* [What you will do]:
Transcribe the data that follows precisely, omitting nothing.

++++ Record excerpts ++++

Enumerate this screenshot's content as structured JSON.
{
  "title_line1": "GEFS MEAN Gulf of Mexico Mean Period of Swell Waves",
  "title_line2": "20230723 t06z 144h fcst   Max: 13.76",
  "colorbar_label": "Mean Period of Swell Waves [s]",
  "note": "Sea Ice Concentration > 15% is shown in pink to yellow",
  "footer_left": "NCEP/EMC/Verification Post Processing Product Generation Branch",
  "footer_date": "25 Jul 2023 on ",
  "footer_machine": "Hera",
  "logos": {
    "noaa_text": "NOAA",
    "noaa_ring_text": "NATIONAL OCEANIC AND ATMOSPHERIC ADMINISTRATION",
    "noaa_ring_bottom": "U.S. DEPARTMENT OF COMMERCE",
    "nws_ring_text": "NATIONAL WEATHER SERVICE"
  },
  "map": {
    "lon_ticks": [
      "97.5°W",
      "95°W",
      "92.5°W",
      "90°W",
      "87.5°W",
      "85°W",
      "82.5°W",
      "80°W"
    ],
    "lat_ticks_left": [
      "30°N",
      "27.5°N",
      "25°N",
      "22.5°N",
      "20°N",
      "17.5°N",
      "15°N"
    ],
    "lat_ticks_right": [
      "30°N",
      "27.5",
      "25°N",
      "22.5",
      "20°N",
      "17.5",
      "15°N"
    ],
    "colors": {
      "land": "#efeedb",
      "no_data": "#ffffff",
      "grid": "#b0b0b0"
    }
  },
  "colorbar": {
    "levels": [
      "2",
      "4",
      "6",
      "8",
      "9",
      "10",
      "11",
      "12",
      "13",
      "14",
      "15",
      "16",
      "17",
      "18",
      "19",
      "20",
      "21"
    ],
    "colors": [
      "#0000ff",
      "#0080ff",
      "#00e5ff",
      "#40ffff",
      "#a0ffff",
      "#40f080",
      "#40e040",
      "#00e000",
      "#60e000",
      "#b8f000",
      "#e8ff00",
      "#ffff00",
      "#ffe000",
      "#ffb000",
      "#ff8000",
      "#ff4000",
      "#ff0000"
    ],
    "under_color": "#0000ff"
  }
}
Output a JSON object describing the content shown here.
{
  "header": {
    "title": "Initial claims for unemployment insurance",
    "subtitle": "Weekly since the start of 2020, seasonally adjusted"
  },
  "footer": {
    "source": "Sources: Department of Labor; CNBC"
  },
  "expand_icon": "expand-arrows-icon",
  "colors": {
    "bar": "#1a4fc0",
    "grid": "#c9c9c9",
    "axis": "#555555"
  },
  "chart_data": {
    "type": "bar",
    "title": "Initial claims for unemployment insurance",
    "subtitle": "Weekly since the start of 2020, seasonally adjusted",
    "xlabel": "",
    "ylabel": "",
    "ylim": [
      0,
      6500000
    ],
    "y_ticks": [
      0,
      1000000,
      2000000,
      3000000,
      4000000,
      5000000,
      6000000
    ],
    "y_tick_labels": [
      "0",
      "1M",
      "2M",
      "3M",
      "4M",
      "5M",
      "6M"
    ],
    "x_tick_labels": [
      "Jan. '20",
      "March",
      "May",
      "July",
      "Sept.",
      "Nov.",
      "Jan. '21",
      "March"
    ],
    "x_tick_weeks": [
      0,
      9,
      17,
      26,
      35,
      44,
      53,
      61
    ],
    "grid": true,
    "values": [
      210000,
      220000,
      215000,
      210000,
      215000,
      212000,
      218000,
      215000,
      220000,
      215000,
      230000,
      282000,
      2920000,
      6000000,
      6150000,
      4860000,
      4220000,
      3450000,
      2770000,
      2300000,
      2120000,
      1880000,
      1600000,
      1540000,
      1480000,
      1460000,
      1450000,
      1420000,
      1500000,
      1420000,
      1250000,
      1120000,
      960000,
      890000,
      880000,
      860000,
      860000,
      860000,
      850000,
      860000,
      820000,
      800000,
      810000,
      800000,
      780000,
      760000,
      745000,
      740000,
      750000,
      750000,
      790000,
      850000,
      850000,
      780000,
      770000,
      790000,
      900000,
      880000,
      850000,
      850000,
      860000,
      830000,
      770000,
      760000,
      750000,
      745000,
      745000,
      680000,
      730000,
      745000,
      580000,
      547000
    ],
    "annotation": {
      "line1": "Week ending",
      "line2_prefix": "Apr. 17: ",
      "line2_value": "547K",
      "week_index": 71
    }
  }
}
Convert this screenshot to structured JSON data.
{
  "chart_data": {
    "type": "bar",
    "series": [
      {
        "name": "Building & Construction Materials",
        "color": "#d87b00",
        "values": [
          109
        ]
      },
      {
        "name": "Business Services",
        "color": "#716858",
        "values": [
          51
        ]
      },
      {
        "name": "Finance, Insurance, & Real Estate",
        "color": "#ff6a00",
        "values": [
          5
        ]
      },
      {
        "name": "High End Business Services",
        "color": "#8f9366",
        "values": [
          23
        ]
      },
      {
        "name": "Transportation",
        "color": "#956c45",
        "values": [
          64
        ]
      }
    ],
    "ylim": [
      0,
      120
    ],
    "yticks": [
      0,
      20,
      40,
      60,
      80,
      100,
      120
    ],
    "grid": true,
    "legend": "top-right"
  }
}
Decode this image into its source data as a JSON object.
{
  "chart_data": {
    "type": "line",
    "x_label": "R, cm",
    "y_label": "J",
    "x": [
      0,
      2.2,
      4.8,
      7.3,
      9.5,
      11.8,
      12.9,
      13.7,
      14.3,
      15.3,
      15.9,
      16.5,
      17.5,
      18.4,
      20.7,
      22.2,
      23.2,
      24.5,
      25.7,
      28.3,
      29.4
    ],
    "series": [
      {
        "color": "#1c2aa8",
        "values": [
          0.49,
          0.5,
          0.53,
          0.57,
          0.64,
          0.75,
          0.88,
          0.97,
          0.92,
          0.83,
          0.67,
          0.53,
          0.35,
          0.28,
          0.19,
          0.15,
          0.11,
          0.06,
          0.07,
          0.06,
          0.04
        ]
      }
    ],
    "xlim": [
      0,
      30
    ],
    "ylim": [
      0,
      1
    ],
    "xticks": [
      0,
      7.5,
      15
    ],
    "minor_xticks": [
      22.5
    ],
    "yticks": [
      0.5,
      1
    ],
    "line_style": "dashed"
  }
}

++++

* [Task answer]:
Enumerate this screenshot's content as structured JSON.
{
  "title_line1": "GEFS MEAN Gulf of Mexico Mean Period of Swell Waves",
  "title_line2": "20230723 t06z 144h fcst   Max: 13.76",
  "colorbar_label": "Mean Period of Swell Waves [s]",
  "note": "Sea Ice Concentration > 15% is shown in pink to yellow",
  "footer_left": "NCEP/EMC/Verification Post Processing Product Generation Branch",
  "footer_date": "25 Jul 2023 on ",
  "footer_machine": "Hera",
  "logos": {
    "noaa_text": "NOAA",
    "noaa_ring_text": "NATIONAL OCEANIC AND ATMOSPHERIC ADMINISTRATION",
    "noaa_ring_bottom": "U.S. DEPARTMENT OF COMMERCE",
    "nws_ring_text": "NATIONAL WEATHER SERVICE"
  },
  "map": {
    "lon_ticks": [
      "97.5°W",
      "95°W",
      "92.5°W",
      "90°W",
      "87.5°W",
      "85°W",
      "82.5°W",
      "80°W"
    ],
    "lat_ticks_left": [
      "30°N",
      "27.5°N",
      "25°N",
      "22.5°N",
      "20°N",
      "17.5°N",
      "15°N"
    ],
    "lat_ticks_right": [
      "30°N",
      "27.5",
      "25°N",
      "22.5",
      "20°N",
      "17.5",
      "15°N"
    ],
    "colors": {
      "land": "#efeedb",
      "no_data": "#ffffff",
      "grid": "#b0b0b0"
    }
  },
  "colorbar": {
    "levels": [
      "2",
      "4",
      "6",
      "8",
      "9",
      "10",
      "11",
      "12",
      "13",
      "14",
      "15",
      "16",
      "17",
      "18",
      "19",
      "20",
      "21"
    ],
    "colors": [
      "#0000ff",
      "#0080ff",
      "#00e5ff",
      "#40ffff",
      "#a0ffff",
      "#40f080",
      "#40e040",
      "#00e000",
      "#60e000",
      "#b8f000",
      "#e8ff00",
      "#ffff00",
      "#ffe000",
      "#ffb000",
      "#ff8000",
      "#ff4000",
      "#ff0000"
    ],
    "under_color": "#0000ff"
  }
}
Output a JSON object describing the content shown here.
{
  "header": {
    "title": "Initial claims for unemployment insurance",
    "subtitle": "Weekly since the start of 2020, seasonally adjusted"
  },
  "footer": {
    "source": "Sources: Department of Labor; CNBC"
  },
  "expand_icon": "expand-arrows-icon",
  "colors": {
    "bar": "#1a4fc0",
    "grid": "#c9c9c9",
    "axis": "#555555"
  },
  "chart_data": {
    "type": "bar",
    "title": "Initial claims for unemployment insurance",
    "subtitle": "Weekly since the start of 2020, seasonally adjusted",
    "xlabel": "",
    "ylabel": "",
    "ylim": [
      0,
      6500000
    ],
    "y_ticks": [
      0,
      1000000,
      2000000,
      3000000,
      4000000,
      5000000,
      6000000
    ],
    "y_tick_labels": [
      "0",
      "1M",
      "2M",
      "3M",
      "4M",
      "5M",
      "6M"
    ],
    "x_tick_labels": [
      "Jan. '20",
      "March",
      "May",
      "July",
      "Sept.",
      "Nov.",
      "Jan. '21",
      "March"
    ],
    "x_tick_weeks": [
      0,
      9,
      17,
      26,
      35,
      44,
      53,
      61
    ],
    "grid": true,
    "values": [
      210000,
      220000,
      215000,
      210000,
      215000,
      212000,
      218000,
      215000,
      220000,
      215000,
      230000,
      282000,
      2920000,
      6000000,
      6150000,
      4860000,
      4220000,
      3450000,
      2770000,
      2300000,
      2120000,
      1880000,
      1600000,
      1540000,
      1480000,
      1460000,
      1450000,
      1420000,
      1500000,
      1420000,
      1250000,
      1120000,
      960000,
      890000,
      880000,
      860000,
      860000,
      860000,
      850000,
      860000,
      820000,
      800000,
      810000,
      800000,
      780000,
      760000,
      745000,
      740000,
      750000,
      750000,
      790000,
      850000,
      850000,
      780000,
      770000,
      790000,
      900000,
      880000,
      850000,
      850000,
      860000,
      830000,
      770000,
      760000,
      750000,
      745000,
      745000,
      680000,
      730000,
      745000,
      580000,
      547000
    ],
    "annotation": {
      "line1": "Week ending",
      "line2_prefix": "Apr. 17: ",
      "line2_value": "547K",
      "week_index": 71
    }
  }
}
Convert this screenshot to structured JSON data.
{
  "chart_data": {
    "type": "bar",
    "series": [
      {
        "name": "Building & Construction Materials",
        "color": "#d87b00",
        "values": [
          109
        ]
      },
      {
        "name": "Business Services",
        "color": "#716858",
        "values": [
          51
        ]
      },
      {
        "name": "Finance, Insurance, & Real Estate",
        "color": "#ff6a00",
        "values": [
          5
        ]
      },
      {
        "name": "High End Business Services",
        "color": "#8f9366",
        "values": [
          23
        ]
      },
      {
        "name": "Transportation",
        "color": "#956c45",
        "values": [
          64
        ]
      }
    ],
    "ylim": [
      0,
      120
    ],
    "yticks": [
      0,
      20,
      40,
      60,
      80,
      100,
      120
    ],
    "grid": true,
    "legend": "top-right"
  }
}
Decode this image into its source data as a JSON object.
{
  "chart_data": {
    "type": "line",
    "x_label": "R, cm",
    "y_label": "J",
    "x": [
      0,
      2.2,
      4.8,
      7.3,
      9.5,
      11.8,
      12.9,
      13.7,
      14.3,
      15.3,
      15.9,
      16.5,
      17.5,
      18.4,
      20.7,
      22.2,
      23.2,
      24.5,
      25.7,
      28.3,
      29.4
    ],
    "series": [
      {
        "color": "#1c2aa8",
        "values": [
          0.49,
          0.5,
          0.53,
          0.57,
          0.64,
          0.75,
          0.88,
          0.97,
          0.92,
          0.83,
          0.67,
          0.53,
          0.35,
          0.28,
          0.19,
          0.15,
          0.11,
          0.06,
          0.07,
          0.06,
          0.04
        ]
      }
    ],
    "xlim": [
      0,
      30
    ],
    "ylim": [
      0,
      1
    ],
    "xticks": [
      0,
      7.5,
      15
    ],
    "minor_xticks": [
      22.5
    ],
    "yticks": [
      0.5,
      1
    ],
    "line_style": "dashed"
  }
}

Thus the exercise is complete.